WORK INSTRUCTIONS
Print out the entries exactly, and include each one.

Transcript entries for document pages
· · · ·
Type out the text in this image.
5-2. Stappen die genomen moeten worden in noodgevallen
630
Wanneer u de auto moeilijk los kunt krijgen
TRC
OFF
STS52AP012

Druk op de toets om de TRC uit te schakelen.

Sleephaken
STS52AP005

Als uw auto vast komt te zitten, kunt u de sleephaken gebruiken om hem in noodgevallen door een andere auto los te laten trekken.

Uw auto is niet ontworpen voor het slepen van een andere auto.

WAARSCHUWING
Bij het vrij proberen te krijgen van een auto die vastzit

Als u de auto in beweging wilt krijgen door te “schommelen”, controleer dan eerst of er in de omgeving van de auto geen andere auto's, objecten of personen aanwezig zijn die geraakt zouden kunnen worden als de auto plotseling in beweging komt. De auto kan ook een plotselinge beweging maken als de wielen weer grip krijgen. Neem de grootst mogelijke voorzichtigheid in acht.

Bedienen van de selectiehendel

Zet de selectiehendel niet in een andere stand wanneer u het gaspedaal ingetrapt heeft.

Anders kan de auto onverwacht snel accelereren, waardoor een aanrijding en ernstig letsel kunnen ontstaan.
· · · ·
TASK RESPONSE
Type out the text in this image.
5-2. Stappen die genomen moeten worden in noodgevallen
630
Wanneer u de auto moeilijk los kunt krijgen
TRC
OFF
STS52AP012

Druk op de toets om de TRC uit te schakelen.

Sleephaken
STS52AP005

Als uw auto vast komt te zitten, kunt u de sleephaken gebruiken om hem in noodgevallen door een andere auto los te laten trekken.

Uw auto is niet ontworpen voor het slepen van een andere auto.

WAARSCHUWING
Bij het vrij proberen te krijgen van een auto die vastzit

Als u de auto in beweging wilt krijgen door te “schommelen”, controleer dan eerst of er in de omgeving van de auto geen andere auto's, objecten of personen aanwezig zijn die geraakt zouden kunnen worden als de auto plotseling in beweging komt. De auto kan ook een plotselinge beweging maken als de wielen weer grip krijgen. Neem de grootst mogelijke voorzichtigheid in acht.

Bedienen van de selectiehendel

Zet de selectiehendel niet in een andere stand wanneer u het gaspedaal ingetrapt heeft.

Anders kan de auto onverwacht snel accelereren, waardoor een aanrijding en ernstig letsel kunnen ontstaan.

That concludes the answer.